>> begin
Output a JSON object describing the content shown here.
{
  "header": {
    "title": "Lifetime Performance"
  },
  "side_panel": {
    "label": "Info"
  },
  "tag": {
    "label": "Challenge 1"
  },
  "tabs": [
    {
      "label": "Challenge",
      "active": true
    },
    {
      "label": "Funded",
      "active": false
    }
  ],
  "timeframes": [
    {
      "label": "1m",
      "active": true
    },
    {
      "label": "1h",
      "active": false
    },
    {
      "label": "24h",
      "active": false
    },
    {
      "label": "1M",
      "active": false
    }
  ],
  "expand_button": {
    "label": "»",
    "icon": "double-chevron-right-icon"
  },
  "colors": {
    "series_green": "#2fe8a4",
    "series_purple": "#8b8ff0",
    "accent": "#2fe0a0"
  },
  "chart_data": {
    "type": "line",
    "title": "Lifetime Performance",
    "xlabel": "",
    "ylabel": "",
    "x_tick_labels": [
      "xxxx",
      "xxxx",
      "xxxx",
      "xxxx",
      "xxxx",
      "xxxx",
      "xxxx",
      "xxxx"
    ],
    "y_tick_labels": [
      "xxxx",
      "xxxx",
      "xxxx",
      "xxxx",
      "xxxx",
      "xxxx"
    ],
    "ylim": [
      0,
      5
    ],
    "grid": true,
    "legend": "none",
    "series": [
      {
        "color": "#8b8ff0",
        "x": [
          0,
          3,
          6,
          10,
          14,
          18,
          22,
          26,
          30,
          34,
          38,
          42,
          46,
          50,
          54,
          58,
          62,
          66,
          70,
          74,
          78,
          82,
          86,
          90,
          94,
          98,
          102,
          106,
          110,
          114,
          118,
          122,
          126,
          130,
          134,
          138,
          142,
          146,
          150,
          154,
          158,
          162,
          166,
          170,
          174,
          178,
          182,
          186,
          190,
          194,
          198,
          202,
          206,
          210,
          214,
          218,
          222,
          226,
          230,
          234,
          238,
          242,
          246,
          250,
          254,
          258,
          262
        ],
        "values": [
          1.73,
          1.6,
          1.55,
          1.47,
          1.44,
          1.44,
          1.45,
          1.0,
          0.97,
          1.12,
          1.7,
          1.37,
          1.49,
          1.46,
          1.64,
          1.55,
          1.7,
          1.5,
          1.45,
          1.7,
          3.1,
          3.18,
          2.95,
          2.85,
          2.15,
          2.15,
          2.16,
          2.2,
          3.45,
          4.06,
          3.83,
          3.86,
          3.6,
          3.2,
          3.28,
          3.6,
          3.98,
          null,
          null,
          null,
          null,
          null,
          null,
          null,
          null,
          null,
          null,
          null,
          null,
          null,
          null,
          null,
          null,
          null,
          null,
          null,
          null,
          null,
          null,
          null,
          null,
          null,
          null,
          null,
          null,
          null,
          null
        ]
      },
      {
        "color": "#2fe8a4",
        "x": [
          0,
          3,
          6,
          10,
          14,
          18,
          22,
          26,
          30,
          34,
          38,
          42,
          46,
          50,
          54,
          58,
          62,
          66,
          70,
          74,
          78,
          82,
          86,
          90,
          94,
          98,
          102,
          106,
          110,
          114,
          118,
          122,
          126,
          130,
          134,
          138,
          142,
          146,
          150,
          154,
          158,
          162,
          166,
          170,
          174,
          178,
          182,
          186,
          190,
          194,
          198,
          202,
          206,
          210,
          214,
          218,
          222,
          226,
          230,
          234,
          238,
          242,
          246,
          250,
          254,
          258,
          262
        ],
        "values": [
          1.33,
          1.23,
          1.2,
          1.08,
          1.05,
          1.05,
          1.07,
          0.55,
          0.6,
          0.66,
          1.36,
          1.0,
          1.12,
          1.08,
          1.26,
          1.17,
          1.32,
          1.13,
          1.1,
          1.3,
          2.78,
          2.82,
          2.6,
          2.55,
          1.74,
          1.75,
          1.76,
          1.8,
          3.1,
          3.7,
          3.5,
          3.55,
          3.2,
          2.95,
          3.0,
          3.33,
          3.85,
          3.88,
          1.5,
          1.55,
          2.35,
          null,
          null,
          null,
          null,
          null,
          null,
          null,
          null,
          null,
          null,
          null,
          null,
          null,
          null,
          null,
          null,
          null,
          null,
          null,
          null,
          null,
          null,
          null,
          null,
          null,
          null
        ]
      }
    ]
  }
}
>> end
### WHAT IS ASKED
Write down every line of the data exactly as it appears above.

### COMPLETE ANSWER
Output a JSON object describing the content shown here.
{
  "header": {
    "title": "Lifetime Performance"
  },
  "side_panel": {
    "label": "Info"
  },
  "tag": {
    "label": "Challenge 1"
  },
  "tabs": [
    {
      "label": "Challenge",
      "active": true
    },
    {
      "label": "Funded",
      "active": false
    }
  ],
  "timeframes": [
    {
      "label": "1m",
      "active": true
    },
    {
      "label": "1h",
      "active": false
    },
    {
      "label": "24h",
      "active": false
    },
    {
      "label": "1M",
      "active": false
    }
  ],
  "expand_button": {
    "label": "»",
    "icon": "double-chevron-right-icon"
  },
  "colors": {
    "series_green": "#2fe8a4",
    "series_purple": "#8b8ff0",
    "accent": "#2fe0a0"
  },
  "chart_data": {
    "type": "line",
    "title": "Lifetime Performance",
    "xlabel": "",
    "ylabel": "",
    "x_tick_labels": [
      "xxxx",
      "xxxx",
      "xxxx",
      "xxxx",
      "xxxx",
      "xxxx",
      "xxxx",
      "xxxx"
    ],
    "y_tick_labels": [
      "xxxx",
      "xxxx",
      "xxxx",
      "xxxx",
      "xxxx",
      "xxxx"
    ],
    "ylim": [
      0,
      5
    ],
    "grid": true,
    "legend": "none",
    "series": [
      {
        "color": "#8b8ff0",
        "x": [
          0,
          3,
          6,
          10,
          14,
          18,
          22,
          26,
          30,
          34,
          38,
          42,
          46,
          50,
          54,
          58,
          62,
          66,
          70,
          74,
          78,
          82,
          86,
          90,
          94,
          98,
          102,
          106,
          110,
          114,
          118,
          122,
          126,
          130,
          134,
          138,
          142,
          146,
          150,
          154,
          158,
          162,
          166,
          170,
          174,
          178,
          182,
          186,
          190,
          194,
          198,
          202,
          206,
          210,
          214,
          218,
          222,
          226,
          230,
          234,
          238,
          242,
          246,
          250,
          254,
          258,
          262
        ],
        "values": [
          1.73,
          1.6,
          1.55,
          1.47,
          1.44,
          1.44,
          1.45,
          1.0,
          0.97,
          1.12,
          1.7,
          1.37,
          1.49,
          1.46,
          1.64,
          1.55,
          1.7,
          1.5,
          1.45,
          1.7,
          3.1,
          3.18,
          2.95,
          2.85,
          2.15,
          2.15,
          2.16,
          2.2,
          3.45,
          4.06,
          3.83,
          3.86,
          3.6,
          3.2,
          3.28,
          3.6,
          3.98,
          null,
          null,
          null,
          null,
          null,
          null,
          null,
          null,
          null,
          null,
          null,
          null,
          null,
          null,
          null,
          null,
          null,
          null,
          null,
          null,
          null,
          null,
          null,
          null,
          null,
          null,
          null,
          null,
          null,
          null
        ]
      },
      {
        "color": "#2fe8a4",
        "x": [
          0,
          3,
          6,
          10,
          14,
          18,
          22,
          26,
          30,
          34,
          38,
          42,
          46,
          50,
          54,
          58,
          62,
          66,
          70,
          74,
          78,
          82,
          86,
          90,
          94,
          98,
          102,
          106,
          110,
          114,
          118,
          122,
          126,
          130,
          134,
          138,
          142,
          146,
          150,
          154,
          158,
          162,
          166,
          170,
          174,
          178,
          182,
          186,
          190,
          194,
          198,
          202,
          206,
          210,
          214,
          218,
          222,
          226,
          230,
          234,
          238,
          242,
          246,
          250,
          254,
          258,
          262
        ],
        "values": [
          1.33,
          1.23,
          1.2,
          1.08,
          1.05,
          1.05,
          1.07,
          0.55,
          0.6,
          0.66,
          1.36,
          1.0,
          1.12,
          1.08,
          1.26,
          1.17,
          1.32,
          1.13,
          1.1,
          1.3,
          2.78,
          2.82,
          2.6,
          2.55,
          1.74,
          1.75,
          1.76,
          1.8,
          3.1,
          3.7,
          3.5,
          3.55,
          3.2,
          2.95,
          3.0,
          3.33,
          3.85,
          3.88,
          1.5,
          1.55,
          2.35,
          null,
          null,
          null,
          null,
          null,
          null,
          null,
          null,
          null,
          null,
          null,
          null,
          null,
          null,
          null,
          null,
          null,
          null,
          null,
          null,
          null,
          null,
          null,
          null,
          null,
          null
        ]
      }
    ]
  }
}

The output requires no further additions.